LE CONSEGNE:
a. Rispondi per favore a queste domande sulla recensione di «Dr. Stone»:
(i) Per quanto tempo la situazione seguita alla pietrificazione dell'umanità resta invariata?
(ii) Che cosa stava per fare Taiju Oki quando si è trasformato in pietra?
(iii) A quale tipo di giochi la recensione paragona la storia?
b. Scrivi il seguito della recensione di «Dr. Stone», cominciando subito dopo la sua ultima frase.

++++ ESTRATTO

La storia comincia nei giorni nostri presso un liceo giapponese. Senku è un bizzarro liceale che eccelle in tutte le materie e che adora sperimentare in ogni campo della scienza, mostrandosi brillante e allo stesso tempo grande conoscitore nelle più svariate discipline. Un giorno, però, una misteriosa luce verde squarcia i cieli dell’intero globo, alla quale consegue la drammatica trasformazione di tutta l’umanità, e di molti altri esseri viventi, in pietra. La società umana, pertanto, si arresta di colpo, venendo in pochi decenni cancellata dalla natura. Così per oltre 3700 anni. Taiju Oki, ingenuo ma caparbio amico di Senku, trasformatosi in pietra proprio sul punto di dichiararsi alla sua cotta adolescenziale, riesce sorprendentemente a svegliarsi dalla letargia forzata, rompendo l’involucro roccioso e trovandosi così di fronte ad una realtà completamente diversa da quella a cui era abituato, dove la civiltà umana è stata completamente sostituita da lussureggianti foreste. Dopo poco tempo il ragazzo si ricongiunge, per coincidenza, con il suo amico cervellone, anche lui risvegliatosi, sebbene con qualche mese d’anticipo. Senku, nel mentre, in pochi mesi è riuscito a ricreare un habitat quantomeno familiare dove poter sopravvivere, e ha cominciato ad indagare sull’origine della catastrofe naturale che ha spazzato via la civiltà umana, e sulla possibilità di trovare un eventuale cura alla pietrificazione. Apparentemente soli nella feroce giungla, i due ragazzi si troveranno invischiati in una feroce lotta per la sopravvivenza, salvo poi scoprire di non essere i soli umani ad essere sfuggiti alla pietrificazione permanente...

La trama di «Dr. Stone» è semplice e lineare, dove l’aspetto battle è focalizzato soprattutto sulla sopravvivenza, nelle prime battute, e in un secondo momento sull'ingegnarsi a riprodurre vari utensili, con l’intenzione ultima di ricreare da zero la società umana, tramite l’ausilio della scienza. Per molti aspetti, la storia proposta ricorda molto i giochi di costruzione delle civiltà, stile «Age of Empire», dove la difficoltà stessa è legata al determinare le condizioni affinché tale creazione veda la luce. Inoltre è impossibile non notare come questa serie sia una gigantesca celebrazione della scienza, che attraverso la sperimentazione porta ad una risoluzione, a volte immediata a volte no, delle varie difficoltà a cui i nostri protagonisti vanno incontro. La storia, pur non brillando per complessità, si regge soprattutto sull’aspetto mistero, e sugli svariati tentativi di risoluzione dei problemi, spesso in apparenza "cose di poco conto", come il procurarsi da mangiare e da bere. Un approccio decisamente interessante, soprattutto per un target shonen. Credo che il più grande punto di forza di questa serie stia appunto nell’originalità delle sfide proposte e nella gestione delle stesse: niente superpoteri, niente power up, solo tanta voglia di scoprire e dare un senso a un contesto che di senso non ne ha, e nel frattempo cercare di evitare di tirare le cuoia in un ambiente così ostile. Ogni episodio cattura lo spettatore grazie a delle vere e proprie sfide di sopravvivenza, scontate, almeno in una società moderna ed agiata, ma che diventano nell'ambientazione dell'anime imprese ardue, oltre che estremamente pericolose. Altro punto a favore credo sia la meticolosità che viene posta nel descrivere i processi attraverso cui, nel corso degli episodi, si arriva alla risoluzione dei problemi. L’aspetto “divulgativo”, con articolate spiegazioni scientifiche degli eventi presentati e delle “strategie” di risoluzione adottate, in pieno stile problem solving, risulta forse l'aspetto di maggiore interesse, benché non sempre si riesca a mantenere una completa verosimiglianza (e questo è uno dei piccoli difetti della serie). Altra nota stonata è la narrazione lenta, focalizzata per l’appunto su un approccio descrittivo: questo stile potrebbe risultare pesante, e se si vuole usufruire di una visione più improntata all’azione in senso stretto uno spettatore finisce per annoiarsi facilmente.

++++++++
++++ VOCI ESTRATTE

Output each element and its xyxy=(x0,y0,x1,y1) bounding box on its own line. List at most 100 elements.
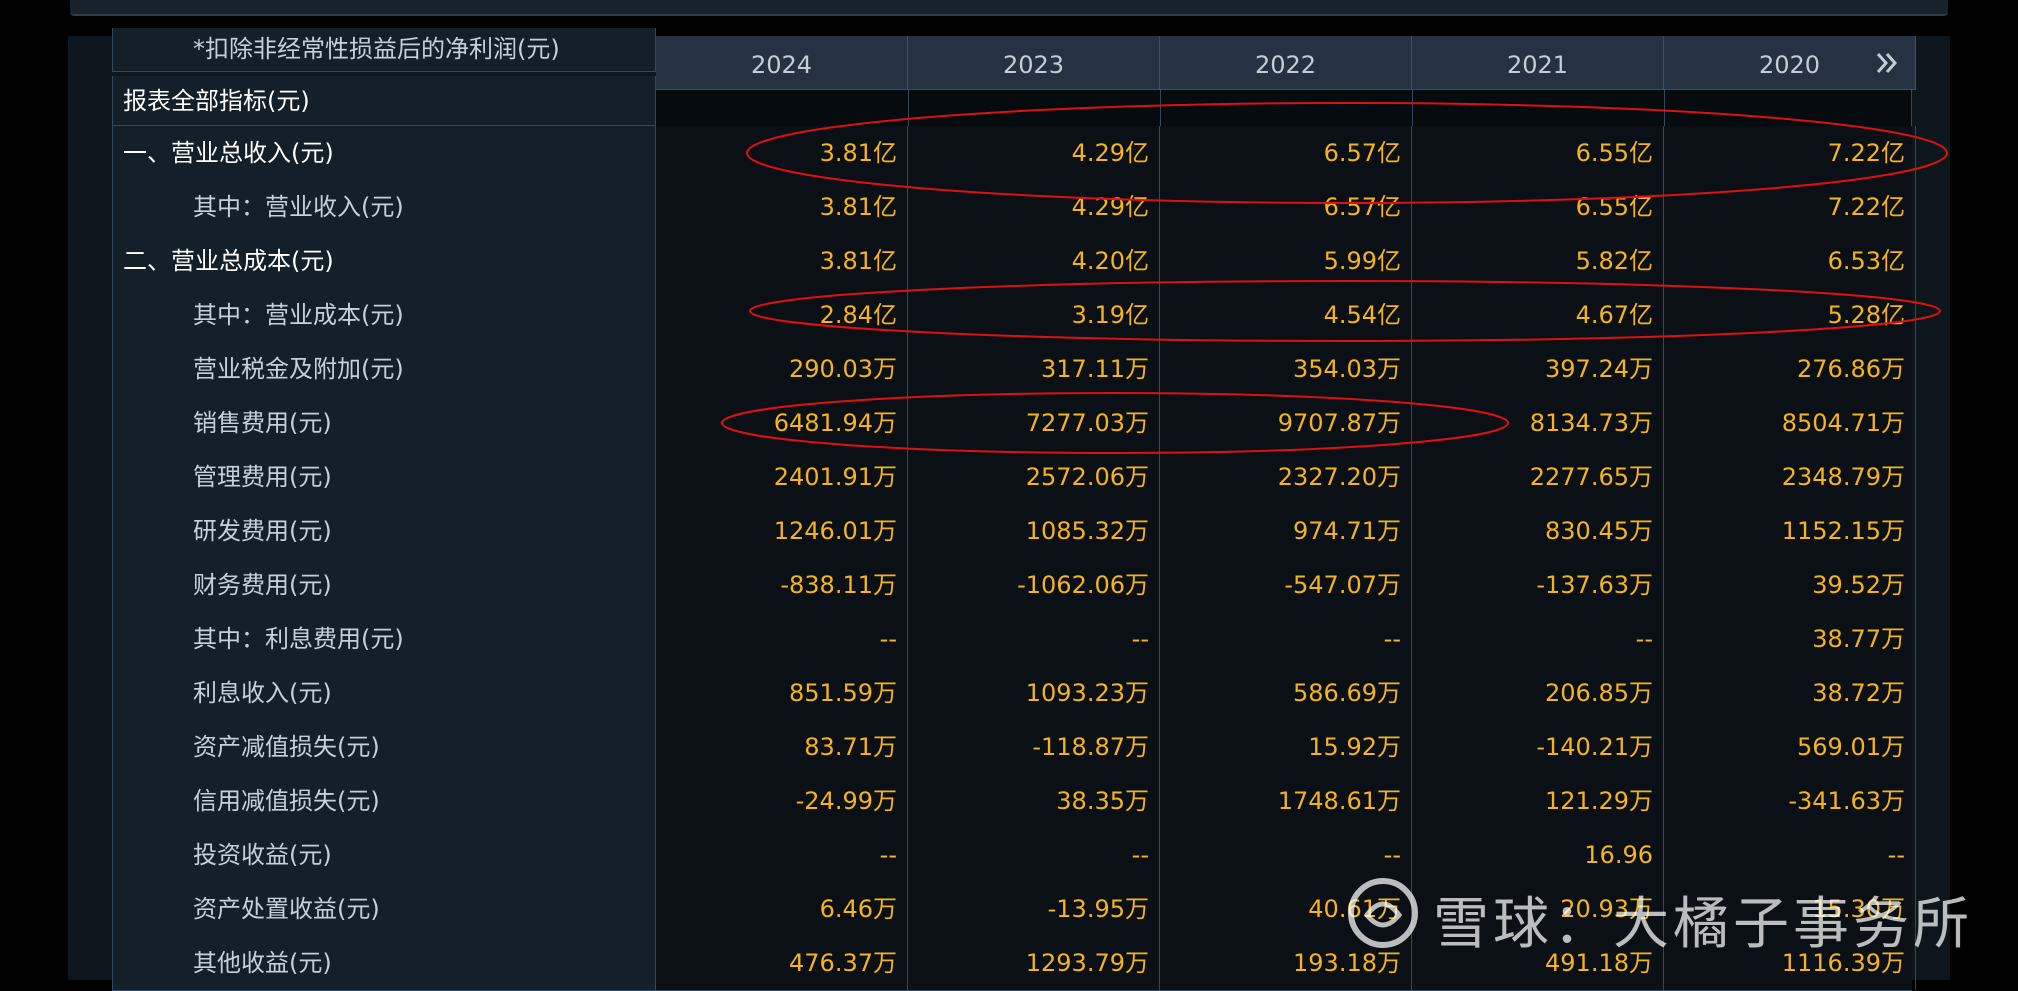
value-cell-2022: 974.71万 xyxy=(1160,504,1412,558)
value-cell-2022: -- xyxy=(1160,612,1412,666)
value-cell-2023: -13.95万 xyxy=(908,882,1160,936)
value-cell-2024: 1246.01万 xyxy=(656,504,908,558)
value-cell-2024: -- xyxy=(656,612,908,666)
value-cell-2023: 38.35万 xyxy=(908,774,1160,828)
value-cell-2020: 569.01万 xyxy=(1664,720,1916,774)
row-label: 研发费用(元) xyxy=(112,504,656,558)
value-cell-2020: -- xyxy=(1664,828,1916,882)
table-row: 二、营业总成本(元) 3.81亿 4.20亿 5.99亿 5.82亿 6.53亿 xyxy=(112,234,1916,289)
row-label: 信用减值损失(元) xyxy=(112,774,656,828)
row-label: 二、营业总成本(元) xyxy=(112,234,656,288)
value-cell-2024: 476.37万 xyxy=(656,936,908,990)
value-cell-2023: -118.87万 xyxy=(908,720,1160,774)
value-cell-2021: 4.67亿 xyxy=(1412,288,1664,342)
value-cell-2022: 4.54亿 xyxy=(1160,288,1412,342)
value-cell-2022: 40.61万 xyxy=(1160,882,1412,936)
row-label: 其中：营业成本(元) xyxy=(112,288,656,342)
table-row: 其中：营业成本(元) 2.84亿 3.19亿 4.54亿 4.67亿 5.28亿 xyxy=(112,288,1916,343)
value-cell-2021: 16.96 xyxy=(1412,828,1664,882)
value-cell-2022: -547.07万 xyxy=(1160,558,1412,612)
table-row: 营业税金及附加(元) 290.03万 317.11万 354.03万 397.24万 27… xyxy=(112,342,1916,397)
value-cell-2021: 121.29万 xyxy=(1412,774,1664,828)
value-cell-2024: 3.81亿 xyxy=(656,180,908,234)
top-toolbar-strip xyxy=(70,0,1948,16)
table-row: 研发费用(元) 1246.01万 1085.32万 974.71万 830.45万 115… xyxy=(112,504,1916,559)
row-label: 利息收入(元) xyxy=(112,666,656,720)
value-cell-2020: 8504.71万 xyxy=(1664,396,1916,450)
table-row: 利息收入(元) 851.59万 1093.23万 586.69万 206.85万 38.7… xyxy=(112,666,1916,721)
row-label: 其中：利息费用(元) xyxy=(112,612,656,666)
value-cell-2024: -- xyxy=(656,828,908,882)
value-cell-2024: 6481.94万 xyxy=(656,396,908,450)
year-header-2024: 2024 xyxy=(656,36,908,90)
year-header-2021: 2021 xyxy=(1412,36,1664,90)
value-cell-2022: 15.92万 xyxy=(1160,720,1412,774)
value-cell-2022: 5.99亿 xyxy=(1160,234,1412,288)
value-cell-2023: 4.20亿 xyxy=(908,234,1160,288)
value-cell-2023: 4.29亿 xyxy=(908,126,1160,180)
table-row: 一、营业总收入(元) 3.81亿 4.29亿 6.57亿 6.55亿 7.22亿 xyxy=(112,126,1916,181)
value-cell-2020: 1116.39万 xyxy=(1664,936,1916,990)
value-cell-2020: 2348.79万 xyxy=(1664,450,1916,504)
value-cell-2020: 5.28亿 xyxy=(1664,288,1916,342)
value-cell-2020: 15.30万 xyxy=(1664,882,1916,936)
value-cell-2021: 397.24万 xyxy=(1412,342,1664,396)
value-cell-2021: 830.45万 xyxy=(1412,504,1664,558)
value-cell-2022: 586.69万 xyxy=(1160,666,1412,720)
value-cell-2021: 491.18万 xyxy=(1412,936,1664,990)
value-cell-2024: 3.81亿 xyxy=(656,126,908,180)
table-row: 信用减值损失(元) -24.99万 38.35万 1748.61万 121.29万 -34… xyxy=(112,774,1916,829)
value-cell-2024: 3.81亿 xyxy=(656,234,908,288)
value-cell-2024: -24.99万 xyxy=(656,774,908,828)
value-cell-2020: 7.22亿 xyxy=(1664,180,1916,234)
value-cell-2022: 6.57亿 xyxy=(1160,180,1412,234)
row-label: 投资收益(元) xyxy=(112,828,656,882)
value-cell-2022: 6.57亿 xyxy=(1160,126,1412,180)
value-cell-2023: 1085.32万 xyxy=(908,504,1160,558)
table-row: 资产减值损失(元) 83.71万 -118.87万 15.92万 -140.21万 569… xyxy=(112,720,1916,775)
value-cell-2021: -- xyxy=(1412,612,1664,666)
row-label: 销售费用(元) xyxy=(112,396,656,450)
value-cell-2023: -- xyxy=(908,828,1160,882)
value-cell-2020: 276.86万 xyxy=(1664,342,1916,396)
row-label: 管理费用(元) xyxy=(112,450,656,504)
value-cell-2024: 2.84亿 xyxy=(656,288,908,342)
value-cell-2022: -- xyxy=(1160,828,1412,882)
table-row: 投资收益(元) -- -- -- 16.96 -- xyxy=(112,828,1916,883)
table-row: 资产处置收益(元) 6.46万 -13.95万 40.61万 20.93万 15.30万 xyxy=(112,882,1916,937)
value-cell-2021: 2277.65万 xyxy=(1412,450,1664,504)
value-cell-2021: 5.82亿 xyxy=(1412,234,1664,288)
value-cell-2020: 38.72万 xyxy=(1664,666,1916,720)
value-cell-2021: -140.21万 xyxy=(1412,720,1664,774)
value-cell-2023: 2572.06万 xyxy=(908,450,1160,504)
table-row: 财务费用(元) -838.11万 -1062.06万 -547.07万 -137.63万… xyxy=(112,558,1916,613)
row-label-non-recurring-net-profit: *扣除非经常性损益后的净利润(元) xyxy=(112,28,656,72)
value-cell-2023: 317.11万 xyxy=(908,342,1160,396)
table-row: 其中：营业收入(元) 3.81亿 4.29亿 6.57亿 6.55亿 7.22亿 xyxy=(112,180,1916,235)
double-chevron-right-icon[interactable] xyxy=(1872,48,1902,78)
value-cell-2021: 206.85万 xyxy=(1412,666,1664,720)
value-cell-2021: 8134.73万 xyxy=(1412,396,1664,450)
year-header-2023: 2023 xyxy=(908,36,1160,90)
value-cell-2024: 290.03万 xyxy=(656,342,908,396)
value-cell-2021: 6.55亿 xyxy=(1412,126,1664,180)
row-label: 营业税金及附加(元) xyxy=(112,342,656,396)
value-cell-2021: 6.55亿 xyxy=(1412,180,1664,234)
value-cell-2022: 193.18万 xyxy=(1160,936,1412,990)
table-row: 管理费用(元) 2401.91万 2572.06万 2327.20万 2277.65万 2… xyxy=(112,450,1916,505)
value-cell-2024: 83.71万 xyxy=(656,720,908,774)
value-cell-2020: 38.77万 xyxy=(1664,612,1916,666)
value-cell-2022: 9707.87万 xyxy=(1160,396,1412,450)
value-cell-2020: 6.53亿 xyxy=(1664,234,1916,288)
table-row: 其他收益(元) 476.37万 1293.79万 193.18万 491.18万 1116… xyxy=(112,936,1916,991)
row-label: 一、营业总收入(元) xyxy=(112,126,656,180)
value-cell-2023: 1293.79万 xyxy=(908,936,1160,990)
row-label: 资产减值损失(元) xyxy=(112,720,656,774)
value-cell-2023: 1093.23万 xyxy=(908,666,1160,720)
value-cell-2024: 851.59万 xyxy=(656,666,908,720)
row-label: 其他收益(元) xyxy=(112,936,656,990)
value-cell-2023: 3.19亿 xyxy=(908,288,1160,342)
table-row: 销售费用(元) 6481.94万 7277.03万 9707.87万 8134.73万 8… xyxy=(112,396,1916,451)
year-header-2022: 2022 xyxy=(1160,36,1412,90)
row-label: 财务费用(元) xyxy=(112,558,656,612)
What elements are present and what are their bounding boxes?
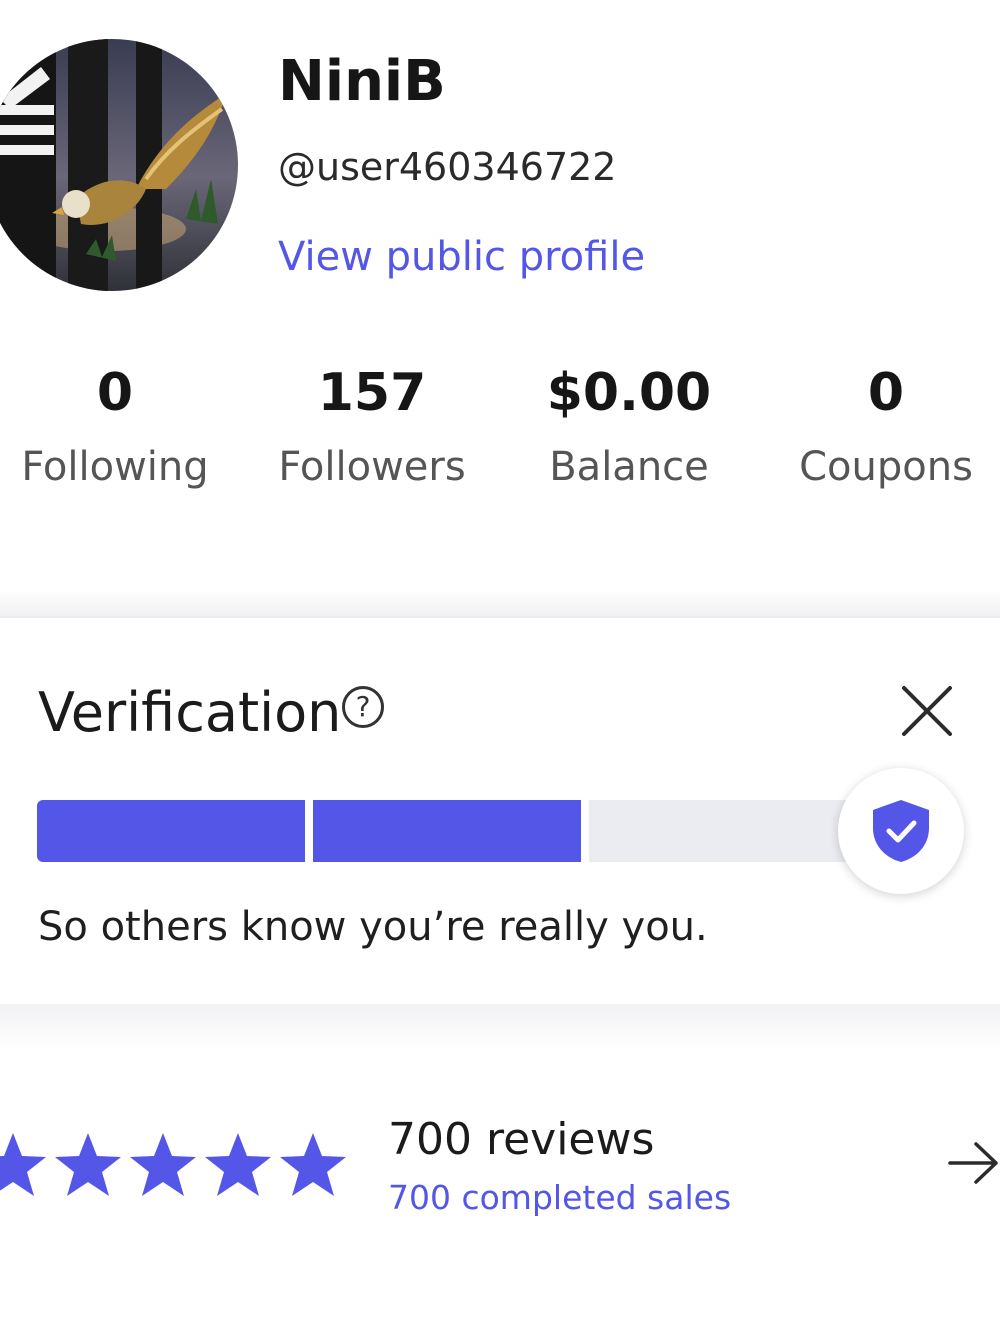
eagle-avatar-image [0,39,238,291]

++++++++

SOLUZIONI:
a.
(i) Per oltre 3700 anni.
(ii) Stava per dichiararsi alla sua cotta adolescenziale.
(iii) Ai giochi di costruzione delle civiltà, stile «Age of Empire».

b.
I personaggi sono particolari. Non presentano approfondimenti psicologici di chissà quale entità, e allo stesso tempo non mostrano particolari sviluppi degni di nota. Eppure lasciano il segno, grazie ad un’efficace ed originale presentazione degli stessi, divenendo quindi delle macchiette memorabili. Per molti aspetti, ricordano i personaggi secondari dei manga di Togashi: non mostrano molto di sé, ma quel poco lo fanno vedere in maniera chiara e accattivante, e questo lo definisco in conclusione un pregio. Un’altra tecnica, anch'essa tipicamente togashiana, che ho riscontrato con piacere nei personaggi della serie è quello che io definisco “pensiero nel presente”: sono le azioni, il modo di porsi ai problemi che definiscono la psiche del personaggio, e non è il flashback, o la descrizione di un evento del passato, a dare un’idea dello stesso. Questo approccio, estremamente difficile ma che, a mio giudizio, può portare a maggiori soddisfazioni nel definire la psiche di un soggetto descritto, è un ulteriore punto di forza, soprattutto in una serie che fa del problem solving il suo punto di forza. Una considerazione a parte voglio farla su Tsukasa, il main villain della serie. Contrariamente agli altri personaggi del cast, Tsukasa viene fin da subito presentato con una forza irreale, e una mentalità distorta che per diversi aspetti ricorda un antagonista di un manga di Araki (non riuscendoci pienamente, purtroppo). Questo personaggio inverosimile, non l’ho troppo apprezzato in questa prima stagione. Non ho nulla contro questo genere di personaggi (anzi, sono un grandissimo fan di Araki), ma un simile “bizzarria” in un contesto del genere stona non poco, determinando un senso di contraddittorietà nello spettatore. In realtà posso comprendere il perché di una simile scelta: contro il cervellotico e razionale Senku, Inagaki ha voluto mettere come grande rivale un essere irrazionale e illogico per antonomasia. Scelta azzeccata? Forse, per ora, a mio giudizio, non tanto, ma staremo a vedere. Dipenderà molto dallo sviluppo e contestualizzazione che avrà in futuro.

Graficamente l’anime è notevole, con paesaggi dettagliati e colori vivaci. L’azione è per lo più statica, ma nelle poche scene di combattimento la regia fa il suo onesto lavoro, con inquadrature fluide e dinamiche, seppur non eccellenti. Le OST sono limitate, ma di buon livello. Opening ed ending sono tutte azzeccate e, a mio giudizio, molto belle.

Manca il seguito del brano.